Extracted records:
☆ ☆ ☆ ☆ ☆ ☆ ☆
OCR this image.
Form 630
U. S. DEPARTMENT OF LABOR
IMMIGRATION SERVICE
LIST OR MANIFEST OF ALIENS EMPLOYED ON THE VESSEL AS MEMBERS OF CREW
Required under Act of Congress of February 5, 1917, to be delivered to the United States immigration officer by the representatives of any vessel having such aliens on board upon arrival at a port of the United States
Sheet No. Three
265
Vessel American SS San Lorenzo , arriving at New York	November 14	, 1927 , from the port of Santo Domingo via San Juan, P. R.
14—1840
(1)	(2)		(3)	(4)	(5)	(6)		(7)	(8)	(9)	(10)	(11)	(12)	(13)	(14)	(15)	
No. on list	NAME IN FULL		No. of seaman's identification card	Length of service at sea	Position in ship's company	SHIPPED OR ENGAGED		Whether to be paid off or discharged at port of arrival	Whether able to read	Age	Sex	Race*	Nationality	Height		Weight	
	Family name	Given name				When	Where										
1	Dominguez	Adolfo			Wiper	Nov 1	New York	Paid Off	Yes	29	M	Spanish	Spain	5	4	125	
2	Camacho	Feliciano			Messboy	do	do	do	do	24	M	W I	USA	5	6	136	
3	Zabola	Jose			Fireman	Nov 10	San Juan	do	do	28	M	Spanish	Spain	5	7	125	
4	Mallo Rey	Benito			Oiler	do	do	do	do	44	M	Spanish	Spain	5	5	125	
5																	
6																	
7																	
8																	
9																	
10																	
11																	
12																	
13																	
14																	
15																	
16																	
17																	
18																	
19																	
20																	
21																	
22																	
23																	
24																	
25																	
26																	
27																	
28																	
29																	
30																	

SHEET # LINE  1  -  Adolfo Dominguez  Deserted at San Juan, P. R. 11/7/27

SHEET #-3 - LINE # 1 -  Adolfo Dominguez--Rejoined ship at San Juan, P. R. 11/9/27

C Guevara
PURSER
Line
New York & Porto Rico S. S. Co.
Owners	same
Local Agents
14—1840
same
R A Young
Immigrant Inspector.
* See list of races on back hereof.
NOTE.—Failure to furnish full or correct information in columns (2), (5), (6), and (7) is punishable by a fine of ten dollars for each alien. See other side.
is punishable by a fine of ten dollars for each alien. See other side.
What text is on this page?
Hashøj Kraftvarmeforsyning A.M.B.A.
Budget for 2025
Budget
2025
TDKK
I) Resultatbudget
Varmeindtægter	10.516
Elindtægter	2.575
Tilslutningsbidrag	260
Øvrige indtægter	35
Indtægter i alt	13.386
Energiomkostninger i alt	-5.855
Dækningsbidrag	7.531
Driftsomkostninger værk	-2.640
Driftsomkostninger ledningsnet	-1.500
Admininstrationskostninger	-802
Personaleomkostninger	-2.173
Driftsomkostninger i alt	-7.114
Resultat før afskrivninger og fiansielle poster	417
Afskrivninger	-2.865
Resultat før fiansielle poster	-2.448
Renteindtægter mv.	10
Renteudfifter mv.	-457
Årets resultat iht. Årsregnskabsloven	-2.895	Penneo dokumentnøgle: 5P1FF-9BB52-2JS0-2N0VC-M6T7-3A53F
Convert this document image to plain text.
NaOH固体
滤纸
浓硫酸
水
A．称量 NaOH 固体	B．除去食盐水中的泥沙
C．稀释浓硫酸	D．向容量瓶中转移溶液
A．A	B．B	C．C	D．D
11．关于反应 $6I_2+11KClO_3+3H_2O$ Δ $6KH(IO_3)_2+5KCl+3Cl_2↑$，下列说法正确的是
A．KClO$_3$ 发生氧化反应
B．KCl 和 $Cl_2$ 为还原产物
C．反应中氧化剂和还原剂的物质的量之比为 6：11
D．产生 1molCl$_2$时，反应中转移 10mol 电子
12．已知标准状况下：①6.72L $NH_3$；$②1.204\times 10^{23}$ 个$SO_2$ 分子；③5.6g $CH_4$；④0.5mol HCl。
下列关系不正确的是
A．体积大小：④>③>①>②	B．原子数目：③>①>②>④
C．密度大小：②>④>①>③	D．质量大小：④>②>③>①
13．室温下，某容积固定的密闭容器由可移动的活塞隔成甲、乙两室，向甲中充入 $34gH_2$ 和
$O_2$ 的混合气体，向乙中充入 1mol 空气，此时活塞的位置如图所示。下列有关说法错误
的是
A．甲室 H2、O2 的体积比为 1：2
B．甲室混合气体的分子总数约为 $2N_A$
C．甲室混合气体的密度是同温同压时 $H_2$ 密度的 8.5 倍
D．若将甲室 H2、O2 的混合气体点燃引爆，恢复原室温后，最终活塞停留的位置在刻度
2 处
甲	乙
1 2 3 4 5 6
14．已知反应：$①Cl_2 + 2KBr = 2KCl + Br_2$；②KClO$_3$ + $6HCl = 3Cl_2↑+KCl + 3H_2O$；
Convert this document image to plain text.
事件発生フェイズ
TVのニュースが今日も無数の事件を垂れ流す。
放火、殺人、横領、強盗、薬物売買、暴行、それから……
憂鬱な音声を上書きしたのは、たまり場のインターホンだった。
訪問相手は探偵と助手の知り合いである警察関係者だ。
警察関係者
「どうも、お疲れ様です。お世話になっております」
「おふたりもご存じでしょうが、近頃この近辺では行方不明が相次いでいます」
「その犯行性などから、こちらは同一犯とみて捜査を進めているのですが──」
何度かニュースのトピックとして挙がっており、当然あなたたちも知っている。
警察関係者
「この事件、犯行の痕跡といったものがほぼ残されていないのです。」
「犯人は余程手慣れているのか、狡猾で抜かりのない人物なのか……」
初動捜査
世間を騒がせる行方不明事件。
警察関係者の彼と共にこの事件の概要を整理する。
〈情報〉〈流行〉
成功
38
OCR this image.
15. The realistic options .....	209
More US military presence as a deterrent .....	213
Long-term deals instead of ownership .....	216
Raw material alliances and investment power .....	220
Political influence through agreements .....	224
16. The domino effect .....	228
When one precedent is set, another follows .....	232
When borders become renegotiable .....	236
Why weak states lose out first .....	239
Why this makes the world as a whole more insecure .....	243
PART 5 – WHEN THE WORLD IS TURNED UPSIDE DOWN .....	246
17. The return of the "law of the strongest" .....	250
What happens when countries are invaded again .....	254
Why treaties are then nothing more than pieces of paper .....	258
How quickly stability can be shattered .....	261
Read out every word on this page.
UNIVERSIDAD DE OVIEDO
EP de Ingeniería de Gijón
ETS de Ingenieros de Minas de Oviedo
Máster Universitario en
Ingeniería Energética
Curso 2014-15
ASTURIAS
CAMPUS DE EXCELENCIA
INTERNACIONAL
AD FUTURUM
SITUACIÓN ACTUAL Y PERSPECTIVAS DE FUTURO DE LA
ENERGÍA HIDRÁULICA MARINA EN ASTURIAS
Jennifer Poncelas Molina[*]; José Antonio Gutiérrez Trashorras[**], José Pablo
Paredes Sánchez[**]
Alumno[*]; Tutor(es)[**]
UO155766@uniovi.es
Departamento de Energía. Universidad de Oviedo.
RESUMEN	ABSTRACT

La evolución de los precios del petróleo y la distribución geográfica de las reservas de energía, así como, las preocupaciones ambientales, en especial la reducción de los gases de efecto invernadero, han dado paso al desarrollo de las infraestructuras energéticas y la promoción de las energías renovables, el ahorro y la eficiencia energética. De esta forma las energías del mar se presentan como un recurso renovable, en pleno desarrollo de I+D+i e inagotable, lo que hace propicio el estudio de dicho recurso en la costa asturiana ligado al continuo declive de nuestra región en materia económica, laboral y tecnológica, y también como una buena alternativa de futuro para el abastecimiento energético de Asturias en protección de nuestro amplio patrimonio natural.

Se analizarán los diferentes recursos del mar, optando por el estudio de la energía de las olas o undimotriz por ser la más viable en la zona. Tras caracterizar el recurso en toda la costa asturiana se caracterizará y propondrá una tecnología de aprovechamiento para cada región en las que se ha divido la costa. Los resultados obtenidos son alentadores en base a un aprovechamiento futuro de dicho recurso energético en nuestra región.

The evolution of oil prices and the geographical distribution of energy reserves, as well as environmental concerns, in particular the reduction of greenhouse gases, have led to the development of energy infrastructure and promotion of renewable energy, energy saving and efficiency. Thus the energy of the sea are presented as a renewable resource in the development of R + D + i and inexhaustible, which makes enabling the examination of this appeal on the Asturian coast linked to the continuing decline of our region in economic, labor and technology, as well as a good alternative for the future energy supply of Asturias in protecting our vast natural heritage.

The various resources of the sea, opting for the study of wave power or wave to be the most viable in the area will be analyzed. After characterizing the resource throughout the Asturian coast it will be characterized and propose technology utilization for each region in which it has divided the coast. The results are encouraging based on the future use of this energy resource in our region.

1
☆ ☆ ☆ ☆ ☆ ☆ ☆
## [To do]
Find every line above that contains the word "Juan", and return each one.

## [Task solution]
Vessel American SS San Lorenzo , arriving at New York	November 14	, 1927 , from the port of Santo Domingo via San Juan, P. R.
3	Zabola	Jose			Fireman	Nov 10	San Juan	do	do	28	M	Spanish	Spain	5	7	125	
SHEET # LINE  1  -  Adolfo Dominguez  Deserted at San Juan, P. R. 11/7/27
SHEET #-3 - LINE # 1 -  Adolfo Dominguez--Rejoined ship at San Juan, P. R. 11/9/27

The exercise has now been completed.